• **Problem details**: Give only the number of lines in the records that include the string "sécurité".

=== Records for the exercise ===

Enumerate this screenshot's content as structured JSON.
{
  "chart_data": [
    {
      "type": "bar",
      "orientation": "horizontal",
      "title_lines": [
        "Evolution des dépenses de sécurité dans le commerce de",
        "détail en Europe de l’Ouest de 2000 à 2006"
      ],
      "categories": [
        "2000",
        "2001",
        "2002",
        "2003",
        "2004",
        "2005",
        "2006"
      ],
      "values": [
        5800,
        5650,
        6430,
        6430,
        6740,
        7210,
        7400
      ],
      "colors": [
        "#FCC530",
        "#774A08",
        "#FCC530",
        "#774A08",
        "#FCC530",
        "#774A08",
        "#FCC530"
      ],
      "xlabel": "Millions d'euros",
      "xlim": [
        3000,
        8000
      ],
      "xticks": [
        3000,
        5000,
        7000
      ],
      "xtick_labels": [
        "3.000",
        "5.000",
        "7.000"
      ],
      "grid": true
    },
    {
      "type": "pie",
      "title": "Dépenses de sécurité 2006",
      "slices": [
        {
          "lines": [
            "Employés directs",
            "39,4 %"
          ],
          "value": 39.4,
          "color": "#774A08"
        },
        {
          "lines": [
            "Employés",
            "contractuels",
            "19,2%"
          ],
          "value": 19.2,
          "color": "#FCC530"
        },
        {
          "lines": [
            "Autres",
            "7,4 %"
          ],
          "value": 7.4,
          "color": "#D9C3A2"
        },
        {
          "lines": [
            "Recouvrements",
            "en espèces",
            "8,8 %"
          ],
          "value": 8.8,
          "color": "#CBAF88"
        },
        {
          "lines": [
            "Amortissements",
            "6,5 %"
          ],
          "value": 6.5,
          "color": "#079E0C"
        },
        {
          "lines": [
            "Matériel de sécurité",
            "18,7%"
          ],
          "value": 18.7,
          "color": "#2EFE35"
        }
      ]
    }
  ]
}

===

• **Expected output**: 3